The task »
Select and reproduce each line of the listing below that bears the string "page".

Material »
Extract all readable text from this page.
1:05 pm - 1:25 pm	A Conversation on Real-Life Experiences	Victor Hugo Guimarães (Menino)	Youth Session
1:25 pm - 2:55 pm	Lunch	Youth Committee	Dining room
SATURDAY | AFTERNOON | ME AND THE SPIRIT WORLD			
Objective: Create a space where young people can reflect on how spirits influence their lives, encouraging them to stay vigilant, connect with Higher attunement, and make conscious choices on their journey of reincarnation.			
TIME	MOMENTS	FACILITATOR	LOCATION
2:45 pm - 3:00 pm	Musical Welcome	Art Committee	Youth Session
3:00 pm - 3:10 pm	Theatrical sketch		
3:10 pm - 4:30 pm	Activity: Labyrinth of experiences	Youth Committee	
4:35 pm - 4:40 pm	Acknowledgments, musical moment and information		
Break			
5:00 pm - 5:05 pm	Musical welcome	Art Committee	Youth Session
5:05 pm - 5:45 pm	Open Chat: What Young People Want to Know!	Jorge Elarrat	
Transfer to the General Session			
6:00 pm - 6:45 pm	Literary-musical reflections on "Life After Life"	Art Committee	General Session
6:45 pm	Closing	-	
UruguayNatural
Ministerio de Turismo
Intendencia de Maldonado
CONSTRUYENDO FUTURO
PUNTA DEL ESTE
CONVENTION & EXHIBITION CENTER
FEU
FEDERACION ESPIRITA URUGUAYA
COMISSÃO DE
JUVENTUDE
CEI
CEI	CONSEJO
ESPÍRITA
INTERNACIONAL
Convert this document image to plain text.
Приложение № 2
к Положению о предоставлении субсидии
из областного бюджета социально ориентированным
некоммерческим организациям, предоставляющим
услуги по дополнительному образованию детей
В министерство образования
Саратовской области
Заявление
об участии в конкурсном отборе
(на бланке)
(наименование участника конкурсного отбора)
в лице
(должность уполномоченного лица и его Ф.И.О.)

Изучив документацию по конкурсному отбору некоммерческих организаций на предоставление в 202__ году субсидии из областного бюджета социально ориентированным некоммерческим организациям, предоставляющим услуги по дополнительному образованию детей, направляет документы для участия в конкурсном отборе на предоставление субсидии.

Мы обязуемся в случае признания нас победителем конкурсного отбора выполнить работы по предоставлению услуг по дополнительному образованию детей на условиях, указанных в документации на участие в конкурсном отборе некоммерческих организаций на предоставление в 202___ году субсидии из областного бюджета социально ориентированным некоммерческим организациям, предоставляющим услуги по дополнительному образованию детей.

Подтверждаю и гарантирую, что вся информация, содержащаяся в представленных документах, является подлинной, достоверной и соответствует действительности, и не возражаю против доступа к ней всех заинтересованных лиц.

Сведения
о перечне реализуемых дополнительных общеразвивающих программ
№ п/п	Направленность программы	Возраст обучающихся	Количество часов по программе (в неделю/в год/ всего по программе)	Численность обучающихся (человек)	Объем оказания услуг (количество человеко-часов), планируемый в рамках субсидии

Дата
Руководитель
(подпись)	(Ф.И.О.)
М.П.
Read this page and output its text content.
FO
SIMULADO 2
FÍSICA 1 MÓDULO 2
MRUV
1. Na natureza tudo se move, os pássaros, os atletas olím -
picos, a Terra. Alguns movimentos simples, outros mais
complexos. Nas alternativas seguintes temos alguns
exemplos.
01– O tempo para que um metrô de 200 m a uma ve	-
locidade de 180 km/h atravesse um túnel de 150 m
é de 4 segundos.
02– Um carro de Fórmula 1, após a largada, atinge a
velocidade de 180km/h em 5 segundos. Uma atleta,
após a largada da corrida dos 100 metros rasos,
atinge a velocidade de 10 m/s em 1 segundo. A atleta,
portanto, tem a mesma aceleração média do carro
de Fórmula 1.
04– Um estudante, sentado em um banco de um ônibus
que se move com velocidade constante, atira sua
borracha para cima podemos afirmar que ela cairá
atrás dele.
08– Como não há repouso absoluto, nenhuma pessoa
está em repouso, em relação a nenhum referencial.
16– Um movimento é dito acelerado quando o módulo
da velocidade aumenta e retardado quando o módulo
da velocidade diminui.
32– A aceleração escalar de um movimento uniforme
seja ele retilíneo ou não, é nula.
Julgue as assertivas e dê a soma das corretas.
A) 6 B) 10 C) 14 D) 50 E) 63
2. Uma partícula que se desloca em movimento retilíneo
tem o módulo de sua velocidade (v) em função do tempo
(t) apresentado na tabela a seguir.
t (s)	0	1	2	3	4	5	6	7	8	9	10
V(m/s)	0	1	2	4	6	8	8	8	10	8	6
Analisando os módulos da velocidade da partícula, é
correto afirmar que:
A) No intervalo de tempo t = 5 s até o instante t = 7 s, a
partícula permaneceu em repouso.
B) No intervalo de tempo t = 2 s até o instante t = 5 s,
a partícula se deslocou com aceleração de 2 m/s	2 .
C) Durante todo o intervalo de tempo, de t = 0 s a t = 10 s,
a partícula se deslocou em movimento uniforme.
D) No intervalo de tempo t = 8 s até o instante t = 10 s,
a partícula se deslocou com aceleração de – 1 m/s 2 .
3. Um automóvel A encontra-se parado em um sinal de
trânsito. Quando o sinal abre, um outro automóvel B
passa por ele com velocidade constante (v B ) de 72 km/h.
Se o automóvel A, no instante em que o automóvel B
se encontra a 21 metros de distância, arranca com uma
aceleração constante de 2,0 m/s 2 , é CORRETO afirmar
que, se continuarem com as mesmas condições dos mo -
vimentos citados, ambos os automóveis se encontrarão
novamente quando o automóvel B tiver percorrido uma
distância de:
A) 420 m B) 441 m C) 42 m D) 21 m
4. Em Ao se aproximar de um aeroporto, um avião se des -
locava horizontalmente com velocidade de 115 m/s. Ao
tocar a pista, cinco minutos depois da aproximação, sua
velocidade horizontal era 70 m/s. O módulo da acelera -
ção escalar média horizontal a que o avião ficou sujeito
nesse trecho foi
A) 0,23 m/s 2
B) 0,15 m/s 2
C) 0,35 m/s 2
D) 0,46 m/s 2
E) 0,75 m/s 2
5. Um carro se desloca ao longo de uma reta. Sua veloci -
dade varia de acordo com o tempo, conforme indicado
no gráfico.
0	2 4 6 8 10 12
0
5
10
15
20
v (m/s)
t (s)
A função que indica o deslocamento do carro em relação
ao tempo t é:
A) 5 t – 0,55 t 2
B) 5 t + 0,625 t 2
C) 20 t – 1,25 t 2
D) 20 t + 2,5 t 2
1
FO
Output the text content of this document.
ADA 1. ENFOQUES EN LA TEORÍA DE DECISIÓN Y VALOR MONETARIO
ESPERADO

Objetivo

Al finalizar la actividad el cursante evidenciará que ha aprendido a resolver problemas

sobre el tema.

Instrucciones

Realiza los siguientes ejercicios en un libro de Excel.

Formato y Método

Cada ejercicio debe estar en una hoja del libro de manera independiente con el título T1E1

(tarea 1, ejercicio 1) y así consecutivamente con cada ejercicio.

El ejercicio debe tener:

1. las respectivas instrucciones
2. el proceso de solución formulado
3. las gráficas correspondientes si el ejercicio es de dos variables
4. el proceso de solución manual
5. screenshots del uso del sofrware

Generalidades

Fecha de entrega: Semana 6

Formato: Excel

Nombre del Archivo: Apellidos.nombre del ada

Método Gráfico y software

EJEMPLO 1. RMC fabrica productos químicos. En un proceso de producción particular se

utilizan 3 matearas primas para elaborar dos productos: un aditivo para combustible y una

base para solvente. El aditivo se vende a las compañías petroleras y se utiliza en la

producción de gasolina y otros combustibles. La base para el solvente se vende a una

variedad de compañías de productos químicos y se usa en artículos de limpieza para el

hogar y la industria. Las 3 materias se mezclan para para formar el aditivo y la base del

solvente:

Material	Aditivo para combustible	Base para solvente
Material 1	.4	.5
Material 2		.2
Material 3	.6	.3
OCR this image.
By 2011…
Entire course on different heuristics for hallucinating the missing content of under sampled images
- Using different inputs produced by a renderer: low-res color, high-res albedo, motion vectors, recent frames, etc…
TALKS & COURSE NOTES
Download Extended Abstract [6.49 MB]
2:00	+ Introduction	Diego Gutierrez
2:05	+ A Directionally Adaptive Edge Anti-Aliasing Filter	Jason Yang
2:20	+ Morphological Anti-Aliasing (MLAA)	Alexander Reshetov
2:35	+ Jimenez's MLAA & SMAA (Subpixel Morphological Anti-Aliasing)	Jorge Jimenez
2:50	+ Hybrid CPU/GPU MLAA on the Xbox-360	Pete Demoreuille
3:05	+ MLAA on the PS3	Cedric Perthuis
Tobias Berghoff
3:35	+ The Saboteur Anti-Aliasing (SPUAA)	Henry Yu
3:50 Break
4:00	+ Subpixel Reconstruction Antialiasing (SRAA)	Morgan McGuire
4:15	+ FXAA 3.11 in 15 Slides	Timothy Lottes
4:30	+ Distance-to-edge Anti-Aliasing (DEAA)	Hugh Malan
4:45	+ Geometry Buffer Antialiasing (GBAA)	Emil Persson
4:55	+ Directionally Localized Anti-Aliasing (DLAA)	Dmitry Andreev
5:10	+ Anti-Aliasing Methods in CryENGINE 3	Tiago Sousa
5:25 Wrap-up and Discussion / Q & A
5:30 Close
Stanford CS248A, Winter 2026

Output of the exercise »
Extract all readable text from this page.
Read this page and output its text content.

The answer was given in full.